Data excerpts

▶

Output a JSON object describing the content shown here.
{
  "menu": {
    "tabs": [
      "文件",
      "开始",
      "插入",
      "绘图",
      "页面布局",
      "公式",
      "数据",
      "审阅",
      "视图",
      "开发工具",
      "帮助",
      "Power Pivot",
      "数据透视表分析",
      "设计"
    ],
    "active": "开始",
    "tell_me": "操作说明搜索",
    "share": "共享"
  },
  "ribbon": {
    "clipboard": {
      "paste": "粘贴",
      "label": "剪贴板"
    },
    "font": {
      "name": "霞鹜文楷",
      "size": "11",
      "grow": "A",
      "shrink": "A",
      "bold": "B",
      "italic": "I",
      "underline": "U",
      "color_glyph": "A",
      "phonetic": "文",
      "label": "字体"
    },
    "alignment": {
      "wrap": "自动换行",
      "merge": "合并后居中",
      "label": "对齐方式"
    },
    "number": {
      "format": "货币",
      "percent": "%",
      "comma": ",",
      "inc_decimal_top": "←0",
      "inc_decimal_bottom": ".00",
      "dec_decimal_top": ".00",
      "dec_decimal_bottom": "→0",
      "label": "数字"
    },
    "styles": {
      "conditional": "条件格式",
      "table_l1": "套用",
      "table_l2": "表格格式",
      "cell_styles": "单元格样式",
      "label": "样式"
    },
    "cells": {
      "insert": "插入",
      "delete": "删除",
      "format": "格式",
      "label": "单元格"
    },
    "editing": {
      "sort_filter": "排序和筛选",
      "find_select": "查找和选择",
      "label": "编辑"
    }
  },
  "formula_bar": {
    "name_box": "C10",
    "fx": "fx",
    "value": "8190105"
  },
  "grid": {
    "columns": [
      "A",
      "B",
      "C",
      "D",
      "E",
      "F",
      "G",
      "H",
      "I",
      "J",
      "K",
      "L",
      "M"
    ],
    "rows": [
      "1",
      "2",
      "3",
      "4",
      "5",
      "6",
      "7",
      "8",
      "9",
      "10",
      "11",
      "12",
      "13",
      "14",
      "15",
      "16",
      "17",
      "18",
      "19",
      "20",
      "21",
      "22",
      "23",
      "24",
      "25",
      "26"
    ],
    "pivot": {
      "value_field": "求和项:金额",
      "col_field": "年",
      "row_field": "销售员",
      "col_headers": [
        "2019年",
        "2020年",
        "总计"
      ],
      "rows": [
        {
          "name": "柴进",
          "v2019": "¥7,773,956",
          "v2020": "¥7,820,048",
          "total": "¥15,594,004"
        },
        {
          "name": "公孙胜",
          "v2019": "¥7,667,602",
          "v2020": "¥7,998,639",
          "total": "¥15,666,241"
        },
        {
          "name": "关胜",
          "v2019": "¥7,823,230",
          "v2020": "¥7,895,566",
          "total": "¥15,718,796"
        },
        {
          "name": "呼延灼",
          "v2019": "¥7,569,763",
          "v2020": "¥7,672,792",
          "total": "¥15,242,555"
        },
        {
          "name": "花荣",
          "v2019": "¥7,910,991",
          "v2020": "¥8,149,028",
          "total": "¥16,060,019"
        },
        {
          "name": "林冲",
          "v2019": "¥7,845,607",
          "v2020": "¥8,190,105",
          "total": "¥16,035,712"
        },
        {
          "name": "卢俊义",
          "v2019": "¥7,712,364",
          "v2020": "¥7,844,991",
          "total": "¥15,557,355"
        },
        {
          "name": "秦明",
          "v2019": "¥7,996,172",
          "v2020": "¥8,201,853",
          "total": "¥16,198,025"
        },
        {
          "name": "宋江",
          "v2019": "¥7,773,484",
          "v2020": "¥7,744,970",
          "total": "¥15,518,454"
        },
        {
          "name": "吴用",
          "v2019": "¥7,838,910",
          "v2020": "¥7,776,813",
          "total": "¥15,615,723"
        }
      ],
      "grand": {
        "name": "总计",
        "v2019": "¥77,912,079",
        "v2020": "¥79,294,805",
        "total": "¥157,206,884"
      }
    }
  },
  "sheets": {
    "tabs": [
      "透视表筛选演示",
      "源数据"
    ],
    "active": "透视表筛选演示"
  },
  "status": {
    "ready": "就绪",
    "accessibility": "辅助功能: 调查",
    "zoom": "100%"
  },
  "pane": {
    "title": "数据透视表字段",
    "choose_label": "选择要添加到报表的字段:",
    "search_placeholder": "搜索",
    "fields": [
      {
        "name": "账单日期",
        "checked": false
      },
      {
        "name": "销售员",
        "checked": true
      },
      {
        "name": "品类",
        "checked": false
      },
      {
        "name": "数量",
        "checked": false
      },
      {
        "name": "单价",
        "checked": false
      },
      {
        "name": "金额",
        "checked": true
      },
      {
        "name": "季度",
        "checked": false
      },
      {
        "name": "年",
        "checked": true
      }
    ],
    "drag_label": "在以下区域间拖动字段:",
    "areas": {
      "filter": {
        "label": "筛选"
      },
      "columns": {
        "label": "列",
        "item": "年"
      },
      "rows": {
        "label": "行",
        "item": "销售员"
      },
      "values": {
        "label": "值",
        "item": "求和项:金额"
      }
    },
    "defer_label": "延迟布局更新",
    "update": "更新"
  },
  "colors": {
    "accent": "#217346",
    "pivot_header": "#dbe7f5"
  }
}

◀

REQUIREMENT:
Recite the full listing above exactly.

ANSWER:
Output a JSON object describing the content shown here.
{
  "menu": {
    "tabs": [
      "文件",
      "开始",
      "插入",
      "绘图",
      "页面布局",
      "公式",
      "数据",
      "审阅",
      "视图",
      "开发工具",
      "帮助",
      "Power Pivot",
      "数据透视表分析",
      "设计"
    ],
    "active": "开始",
    "tell_me": "操作说明搜索",
    "share": "共享"
  },
  "ribbon": {
    "clipboard": {
      "paste": "粘贴",
      "label": "剪贴板"
    },
    "font": {
      "name": "霞鹜文楷",
      "size": "11",
      "grow": "A",
      "shrink": "A",
      "bold": "B",
      "italic": "I",
      "underline": "U",
      "color_glyph": "A",
      "phonetic": "文",
      "label": "字体"
    },
    "alignment": {
      "wrap": "自动换行",
      "merge": "合并后居中",
      "label": "对齐方式"
    },
    "number": {
      "format": "货币",
      "percent": "%",
      "comma": ",",
      "inc_decimal_top": "←0",
      "inc_decimal_bottom": ".00",
      "dec_decimal_top": ".00",
      "dec_decimal_bottom": "→0",
      "label": "数字"
    },
    "styles": {
      "conditional": "条件格式",
      "table_l1": "套用",
      "table_l2": "表格格式",
      "cell_styles": "单元格样式",
      "label": "样式"
    },
    "cells": {
      "insert": "插入",
      "delete": "删除",
      "format": "格式",
      "label": "单元格"
    },
    "editing": {
      "sort_filter": "排序和筛选",
      "find_select": "查找和选择",
      "label": "编辑"
    }
  },
  "formula_bar": {
    "name_box": "C10",
    "fx": "fx",
    "value": "8190105"
  },
  "grid": {
    "columns": [
      "A",
      "B",
      "C",
      "D",
      "E",
      "F",
      "G",
      "H",
      "I",
      "J",
      "K",
      "L",
      "M"
    ],
    "rows": [
      "1",
      "2",
      "3",
      "4",
      "5",
      "6",
      "7",
      "8",
      "9",
      "10",
      "11",
      "12",
      "13",
      "14",
      "15",
      "16",
      "17",
      "18",
      "19",
      "20",
      "21",
      "22",
      "23",
      "24",
      "25",
      "26"
    ],
    "pivot": {
      "value_field": "求和项:金额",
      "col_field": "年",
      "row_field": "销售员",
      "col_headers": [
        "2019年",
        "2020年",
        "总计"
      ],
      "rows": [
        {
          "name": "柴进",
          "v2019": "¥7,773,956",
          "v2020": "¥7,820,048",
          "total": "¥15,594,004"
        },
        {
          "name": "公孙胜",
          "v2019": "¥7,667,602",
          "v2020": "¥7,998,639",
          "total": "¥15,666,241"
        },
        {
          "name": "关胜",
          "v2019": "¥7,823,230",
          "v2020": "¥7,895,566",
          "total": "¥15,718,796"
        },
        {
          "name": "呼延灼",
          "v2019": "¥7,569,763",
          "v2020": "¥7,672,792",
          "total": "¥15,242,555"
        },
        {
          "name": "花荣",
          "v2019": "¥7,910,991",
          "v2020": "¥8,149,028",
          "total": "¥16,060,019"
        },
        {
          "name": "林冲",
          "v2019": "¥7,845,607",
          "v2020": "¥8,190,105",
          "total": "¥16,035,712"
        },
        {
          "name": "卢俊义",
          "v2019": "¥7,712,364",
          "v2020": "¥7,844,991",
          "total": "¥15,557,355"
        },
        {
          "name": "秦明",
          "v2019": "¥7,996,172",
          "v2020": "¥8,201,853",
          "total": "¥16,198,025"
        },
        {
          "name": "宋江",
          "v2019": "¥7,773,484",
          "v2020": "¥7,744,970",
          "total": "¥15,518,454"
        },
        {
          "name": "吴用",
          "v2019": "¥7,838,910",
          "v2020": "¥7,776,813",
          "total": "¥15,615,723"
        }
      ],
      "grand": {
        "name": "总计",
        "v2019": "¥77,912,079",
        "v2020": "¥79,294,805",
        "total": "¥157,206,884"
      }
    }
  },
  "sheets": {
    "tabs": [
      "透视表筛选演示",
      "源数据"
    ],
    "active": "透视表筛选演示"
  },
  "status": {
    "ready": "就绪",
    "accessibility": "辅助功能: 调查",
    "zoom": "100%"
  },
  "pane": {
    "title": "数据透视表字段",
    "choose_label": "选择要添加到报表的字段:",
    "search_placeholder": "搜索",
    "fields": [
      {
        "name": "账单日期",
        "checked": false
      },
      {
        "name": "销售员",
        "checked": true
      },
      {
        "name": "品类",
        "checked": false
      },
      {
        "name": "数量",
        "checked": false
      },
      {
        "name": "单价",
        "checked": false
      },
      {
        "name": "金额",
        "checked": true
      },
      {
        "name": "季度",
        "checked": false
      },
      {
        "name": "年",
        "checked": true
      }
    ],
    "drag_label": "在以下区域间拖动字段:",
    "areas": {
      "filter": {
        "label": "筛选"
      },
      "columns": {
        "label": "列",
        "item": "年"
      },
      "rows": {
        "label": "行",
        "item": "销售员"
      },
      "values": {
        "label": "值",
        "item": "求和项:金额"
      }
    },
    "defer_label": "延迟布局更新",
    "update": "更新"
  },
  "colors": {
    "accent": "#217346",
    "pivot_header": "#dbe7f5"
  }
}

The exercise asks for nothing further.